**Short exercise**
List each line of the data that holds the word "this".

*** Records provided

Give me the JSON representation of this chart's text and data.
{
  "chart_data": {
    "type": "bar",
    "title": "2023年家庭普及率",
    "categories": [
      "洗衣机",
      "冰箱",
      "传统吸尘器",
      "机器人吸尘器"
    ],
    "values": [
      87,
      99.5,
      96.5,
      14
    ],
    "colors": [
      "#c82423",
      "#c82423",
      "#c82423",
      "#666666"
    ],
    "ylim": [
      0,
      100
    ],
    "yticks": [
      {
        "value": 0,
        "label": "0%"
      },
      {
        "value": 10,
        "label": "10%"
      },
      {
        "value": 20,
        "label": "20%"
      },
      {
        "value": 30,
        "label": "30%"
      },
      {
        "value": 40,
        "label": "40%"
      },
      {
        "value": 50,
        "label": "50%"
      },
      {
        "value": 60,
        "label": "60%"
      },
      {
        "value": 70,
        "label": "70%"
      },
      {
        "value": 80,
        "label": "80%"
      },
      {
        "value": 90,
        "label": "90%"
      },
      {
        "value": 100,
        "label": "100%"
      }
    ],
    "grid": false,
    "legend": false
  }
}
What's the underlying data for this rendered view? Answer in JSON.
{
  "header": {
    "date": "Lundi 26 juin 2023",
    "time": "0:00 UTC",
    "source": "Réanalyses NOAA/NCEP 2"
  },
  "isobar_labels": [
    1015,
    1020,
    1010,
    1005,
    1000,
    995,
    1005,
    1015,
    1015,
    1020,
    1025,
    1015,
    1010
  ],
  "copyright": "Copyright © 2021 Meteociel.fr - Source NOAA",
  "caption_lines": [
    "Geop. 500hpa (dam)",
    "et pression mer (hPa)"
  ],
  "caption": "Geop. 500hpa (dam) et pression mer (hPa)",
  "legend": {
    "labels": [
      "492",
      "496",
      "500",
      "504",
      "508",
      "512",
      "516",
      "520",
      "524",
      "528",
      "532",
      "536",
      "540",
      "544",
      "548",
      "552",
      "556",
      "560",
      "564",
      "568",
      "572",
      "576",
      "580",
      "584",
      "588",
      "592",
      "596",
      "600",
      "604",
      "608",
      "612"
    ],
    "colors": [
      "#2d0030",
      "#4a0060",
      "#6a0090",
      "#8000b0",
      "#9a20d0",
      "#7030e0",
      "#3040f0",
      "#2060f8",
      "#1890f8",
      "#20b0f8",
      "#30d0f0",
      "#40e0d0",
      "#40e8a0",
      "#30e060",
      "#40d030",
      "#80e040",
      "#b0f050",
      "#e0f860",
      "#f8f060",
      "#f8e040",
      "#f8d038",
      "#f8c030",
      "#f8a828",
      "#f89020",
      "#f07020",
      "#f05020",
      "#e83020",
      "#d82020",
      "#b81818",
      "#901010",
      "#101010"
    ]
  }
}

******

**Complete answer**
Give me the JSON representation of this chart's text and data.
What's the underlying data for this rendered view? Answer in JSON.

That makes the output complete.